• **WORK REQUIRED**
Quote the listing below in full and exactly as written, but omit every picture.

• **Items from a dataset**
>>>>

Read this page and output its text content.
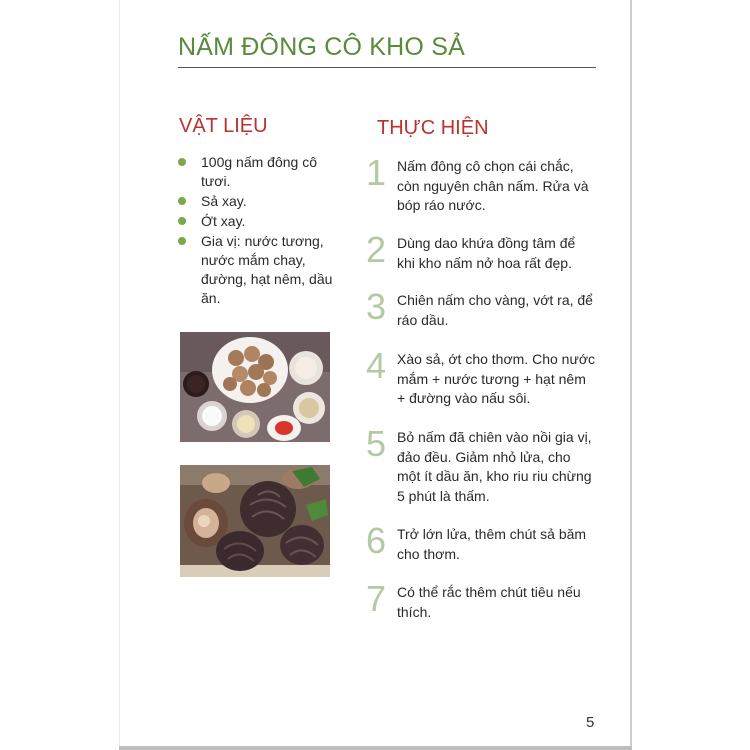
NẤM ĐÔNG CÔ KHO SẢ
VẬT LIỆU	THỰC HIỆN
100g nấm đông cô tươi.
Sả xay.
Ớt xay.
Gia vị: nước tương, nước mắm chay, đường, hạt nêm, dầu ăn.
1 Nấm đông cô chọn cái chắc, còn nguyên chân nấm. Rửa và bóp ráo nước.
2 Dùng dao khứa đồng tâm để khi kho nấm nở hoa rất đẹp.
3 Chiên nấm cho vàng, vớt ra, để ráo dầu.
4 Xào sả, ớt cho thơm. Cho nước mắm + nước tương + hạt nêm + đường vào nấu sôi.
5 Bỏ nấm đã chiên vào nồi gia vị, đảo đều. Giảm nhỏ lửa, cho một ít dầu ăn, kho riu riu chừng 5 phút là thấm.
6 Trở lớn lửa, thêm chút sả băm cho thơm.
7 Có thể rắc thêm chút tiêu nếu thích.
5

<<<<

• **EXERCISE ANSWER**
Read this page and output its text content.
NẤM ĐÔNG CÔ KHO SẢ
VẬT LIỆU	THỰC HIỆN
100g nấm đông cô tươi.
Sả xay.
Ớt xay.
Gia vị: nước tương, nước mắm chay, đường, hạt nêm, dầu ăn.
1 Nấm đông cô chọn cái chắc, còn nguyên chân nấm. Rửa và bóp ráo nước.
2 Dùng dao khứa đồng tâm để khi kho nấm nở hoa rất đẹp.
3 Chiên nấm cho vàng, vớt ra, để ráo dầu.
4 Xào sả, ớt cho thơm. Cho nước mắm + nước tương + hạt nêm + đường vào nấu sôi.
5 Bỏ nấm đã chiên vào nồi gia vị, đảo đều. Giảm nhỏ lửa, cho một ít dầu ăn, kho riu riu chừng 5 phút là thấm.
6 Trở lớn lửa, thêm chút sả băm cho thơm.
7 Có thể rắc thêm chút tiêu nếu thích.
5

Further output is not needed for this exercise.